### STATED TASK
Drop all images and give the records again exactly.

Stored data
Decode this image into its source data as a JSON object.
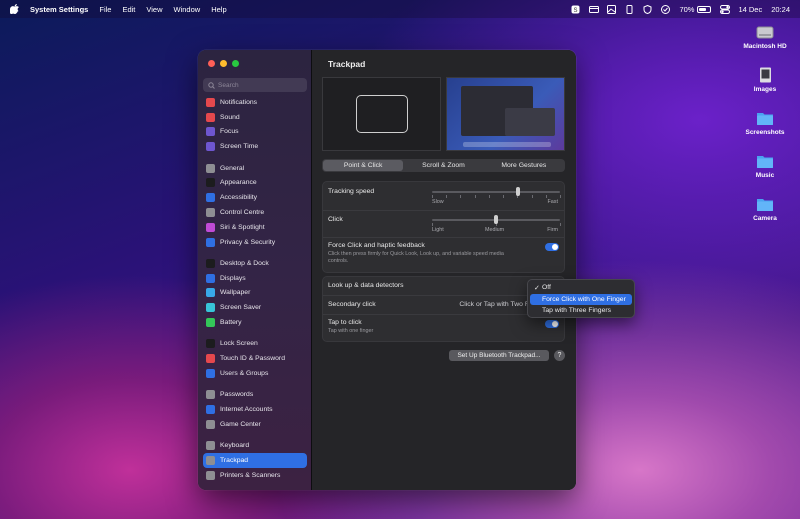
{
  "menubar": {
    "app_name": "System Settings",
    "menus": [
      "File",
      "Edit",
      "View",
      "Window",
      "Help"
    ],
    "battery_percent": "70%",
    "date": "14 Dec",
    "time": "20:24"
  },
  "desktop": {
    "icons": [
      {
        "label": "Macintosh HD",
        "icon": "hard-drive-icon"
      },
      {
        "label": "Images",
        "icon": "document-icon"
      },
      {
        "label": "Screenshots",
        "icon": "folder-icon"
      },
      {
        "label": "Music",
        "icon": "folder-icon"
      },
      {
        "label": "Camera",
        "icon": "folder-icon"
      }
    ]
  },
  "sidebar": {
    "search_placeholder": "Search",
    "groups": [
      [
        {
          "label": "Notifications",
          "color": "#e5484d"
        },
        {
          "label": "Sound",
          "color": "#e5484d"
        },
        {
          "label": "Focus",
          "color": "#6e56cf"
        },
        {
          "label": "Screen Time",
          "color": "#6e56cf"
        }
      ],
      [
        {
          "label": "General",
          "color": "#8e8e93"
        },
        {
          "label": "Appearance",
          "color": "#1c1c1e"
        },
        {
          "label": "Accessibility",
          "color": "#2f6fe3"
        },
        {
          "label": "Control Centre",
          "color": "#8e8e93"
        },
        {
          "label": "Siri & Spotlight",
          "color": "#c04bd6"
        },
        {
          "label": "Privacy & Security",
          "color": "#2f6fe3"
        }
      ],
      [
        {
          "label": "Desktop & Dock",
          "color": "#1c1c1e"
        },
        {
          "label": "Displays",
          "color": "#2f6fe3"
        },
        {
          "label": "Wallpaper",
          "color": "#38a8e8"
        },
        {
          "label": "Screen Saver",
          "color": "#38c5d8"
        },
        {
          "label": "Battery",
          "color": "#34c759"
        }
      ],
      [
        {
          "label": "Lock Screen",
          "color": "#1c1c1e"
        },
        {
          "label": "Touch ID & Password",
          "color": "#e5484d"
        },
        {
          "label": "Users & Groups",
          "color": "#2f6fe3"
        }
      ],
      [
        {
          "label": "Passwords",
          "color": "#8e8e93"
        },
        {
          "label": "Internet Accounts",
          "color": "#2f6fe3"
        },
        {
          "label": "Game Center",
          "color": "#8e8e93"
        }
      ],
      [
        {
          "label": "Keyboard",
          "color": "#8e8e93"
        },
        {
          "label": "Trackpad",
          "color": "#8e8e93",
          "active": true
        },
        {
          "label": "Printers & Scanners",
          "color": "#8e8e93"
        }
      ]
    ]
  },
  "content": {
    "title": "Trackpad",
    "tabs": [
      "Point & Click",
      "Scroll & Zoom",
      "More Gestures"
    ],
    "selected_tab": 0,
    "tracking_speed": {
      "label": "Tracking speed",
      "min_label": "Slow",
      "max_label": "Fast",
      "value_fraction": 0.67
    },
    "click": {
      "label": "Click",
      "labels": [
        "Light",
        "Medium",
        "Firm"
      ],
      "value_fraction": 0.5
    },
    "force_click": {
      "label": "Force Click and haptic feedback",
      "description": "Click then press firmly for Quick Look, Look up, and variable speed media controls.",
      "on": true
    },
    "lookup": {
      "label": "Look up & data detectors"
    },
    "secondary_click": {
      "label": "Secondary click",
      "value": "Click or Tap with Two F"
    },
    "tap_to_click": {
      "label": "Tap to click",
      "description": "Tap with one finger",
      "on": true
    },
    "bt_button": "Set Up Bluetooth Trackpad...",
    "help": "?"
  },
  "popup": {
    "options": [
      "Off",
      "Force Click with One Finger",
      "Tap with Three Fingers"
    ],
    "checked_index": 0,
    "highlighted_index": 1
  }
}
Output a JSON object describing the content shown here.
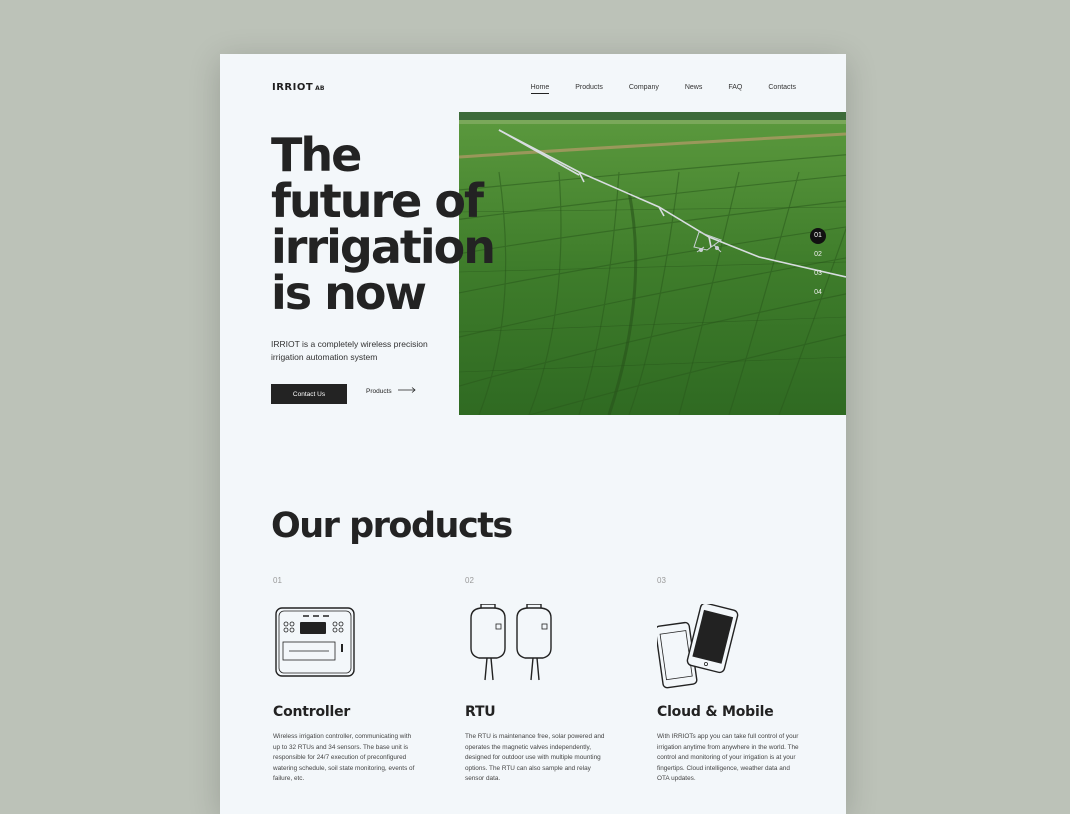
{
  "header": {
    "logo": "IRRIOT",
    "logo_suffix": "AB",
    "nav": [
      "Home",
      "Products",
      "Company",
      "News",
      "FAQ",
      "Contacts"
    ]
  },
  "hero": {
    "title": "The\nfuture of\nirrigation\nis now",
    "subtitle": "IRRIOT is a completely wireless precision irrigation automation system",
    "cta_primary": "Contact Us",
    "cta_secondary": "Products",
    "slides": [
      "01",
      "02",
      "03",
      "04"
    ],
    "active_slide": "01"
  },
  "products_section": {
    "title": "Our products",
    "items": [
      {
        "number": "01",
        "icon": "controller-icon",
        "name": "Controller",
        "description": "Wireless irrigation controller, communicating with up to 32 RTUs and 34 sensors. The base unit is responsible for 24/7 execution of preconfigured watering schedule, soil state monitoring, events of failure, etc."
      },
      {
        "number": "02",
        "icon": "rtu-icon",
        "name": "RTU",
        "description": "The RTU is maintenance free, solar powered and operates the magnetic valves independently, designed for outdoor use with multiple mounting options. The RTU can also sample and relay sensor data."
      },
      {
        "number": "03",
        "icon": "mobile-devices-icon",
        "name": "Cloud & Mobile",
        "description": "With IRRIOTs app you can take full control of your irrigation anytime from anywhere in the world. The control and monitoring of your irrigation is at your fingertips. Cloud intelligence, weather data and OTA updates."
      }
    ]
  },
  "colors": {
    "background": "#bcc2b8",
    "page": "#f3f7fa",
    "dark": "#232323",
    "field_green": "#3f7a2c"
  }
}
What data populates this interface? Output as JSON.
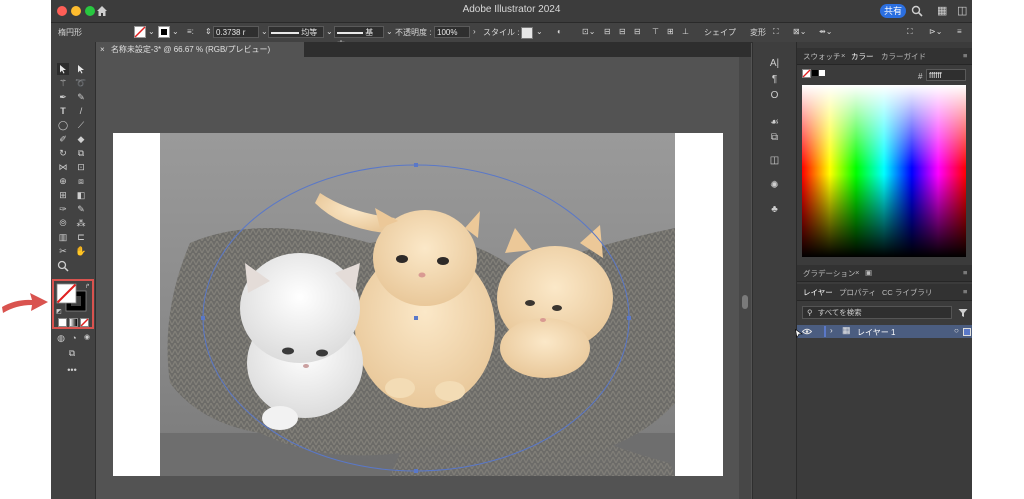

### ANSWER TO THE TASK
Decode this image into its source data as a JSON object.
{
  "menubar": {
    "app_name": "System Settings",
    "menus": [
      "File",
      "Edit",
      "View",
      "Window",
      "Help"
    ],
    "battery_percent": "70%",
    "date": "14 Dec",
    "time": "20:24"
  },
  "desktop": {
    "icons": [
      {
        "label": "Macintosh HD",
        "icon": "hard-drive-icon"
      },
      {
        "label": "Images",
        "icon": "document-icon"
      },
      {
        "label": "Screenshots",
        "icon": "folder-icon"
      },
      {
        "label": "Music",
        "icon": "folder-icon"
      },
      {
        "label": "Camera",
        "icon": "folder-icon"
      }
    ]
  },
  "sidebar": {
    "search_placeholder": "Search",
    "groups": [
      [
        {
          "label": "Notifications",
          "color": "#e5484d"
        },
        {
          "label": "Sound",
          "color": "#e5484d"
        },
        {
          "label": "Focus",
          "color": "#6e56cf"
        },
        {
          "label": "Screen Time",
          "color": "#6e56cf"
        }
      ],
      [
        {
          "label": "General",
          "color": "#8e8e93"
        },
        {
          "label": "Appearance",
          "color": "#1c1c1e"
        },
        {
          "label": "Accessibility",
          "color": "#2f6fe3"
        },
        {
          "label": "Control Centre",
          "color": "#8e8e93"
        },
        {
          "label": "Siri & Spotlight",
          "color": "#c04bd6"
        },
        {
          "label": "Privacy & Security",
          "color": "#2f6fe3"
        }
      ],
      [
        {
          "label": "Desktop & Dock",
          "color": "#1c1c1e"
        },
        {
          "label": "Displays",
          "color": "#2f6fe3"
        },
        {
          "label": "Wallpaper",
          "color": "#38a8e8"
        },
        {
          "label": "Screen Saver",
          "color": "#38c5d8"
        },
        {
          "label": "Battery",
          "color": "#34c759"
        }
      ],
      [
        {
          "label": "Lock Screen",
          "color": "#1c1c1e"
        },
        {
          "label": "Touch ID & Password",
          "color": "#e5484d"
        },
        {
          "label": "Users & Groups",
          "color": "#2f6fe3"
        }
      ],
      [
        {
          "label": "Passwords",
          "color": "#8e8e93"
        },
        {
          "label": "Internet Accounts",
          "color": "#2f6fe3"
        },
        {
          "label": "Game Center",
          "color": "#8e8e93"
        }
      ],
      [
        {
          "label": "Keyboard",
          "color": "#8e8e93"
        },
        {
          "label": "Trackpad",
          "color": "#8e8e93",
          "active": true
        },
        {
          "label": "Printers & Scanners",
          "color": "#8e8e93"
        }
      ]
    ]
  },
  "content": {
    "title": "Trackpad",
    "tabs": [
      "Point & Click",
      "Scroll & Zoom",
      "More Gestures"
    ],
    "selected_tab": 0,
    "tracking_speed": {
      "label": "Tracking speed",
      "min_label": "Slow",
      "max_label": "Fast",
      "value_fraction": 0.67
    },
    "click": {
      "label": "Click",
      "labels": [
        "Light",
        "Medium",
        "Firm"
      ],
      "value_fraction": 0.5
    },
    "force_click": {
      "label": "Force Click and haptic feedback",
      "description": "Click then press firmly for Quick Look, Look up, and variable speed media controls.",
      "on": true
    },
    "lookup": {
      "label": "Look up & data detectors"
    },
    "secondary_click": {
      "label": "Secondary click",
      "value": "Click or Tap with Two F"
    },
    "tap_to_click": {
      "label": "Tap to click",
      "description": "Tap with one finger",
      "on": true
    },
    "bt_button": "Set Up Bluetooth Trackpad...",
    "help": "?"
  },
  "popup": {
    "options": [
      "Off",
      "Force Click with One Finger",
      "Tap with Three Fingers"
    ],
    "checked_index": 0,
    "highlighted_index": 1
  }
}
Output a JSON object describing the content shown here.
{
  "header": {
    "logo": "IRRIOT",
    "logo_suffix": "AB",
    "nav": [
      "Home",
      "Products",
      "Company",
      "News",
      "FAQ",
      "Contacts"
    ]
  },
  "hero": {
    "title": "The\nfuture of\nirrigation\nis now",
    "subtitle": "IRRIOT is a completely wireless precision irrigation automation system",
    "cta_primary": "Contact Us",
    "cta_secondary": "Products",
    "slides": [
      "01",
      "02",
      "03",
      "04"
    ],
    "active_slide": "01"
  },
  "products_section": {
    "title": "Our products",
    "items": [
      {
        "number": "01",
        "icon": "controller-icon",
        "name": "Controller",
        "description": "Wireless irrigation controller, communicating with up to 32 RTUs and 34 sensors. The base unit is responsible for 24/7 execution of preconfigured watering schedule, soil state monitoring, events of failure, etc."
      },
      {
        "number": "02",
        "icon": "rtu-icon",
        "name": "RTU",
        "description": "The RTU is maintenance free, solar powered and operates the magnetic valves independently, designed for outdoor use with multiple mounting options. The RTU can also sample and relay sensor data."
      },
      {
        "number": "03",
        "icon": "mobile-devices-icon",
        "name": "Cloud & Mobile",
        "description": "With IRRIOTs app you can take full control of your irrigation anytime from anywhere in the world. The control and monitoring of your irrigation is at your fingertips. Cloud intelligence, weather data and OTA updates."
      }
    ]
  },
  "colors": {
    "background": "#bcc2b8",
    "page": "#f3f7fa",
    "dark": "#232323",
    "field_green": "#3f7a2c"
  }
}
What data populates this interface? Output as JSON.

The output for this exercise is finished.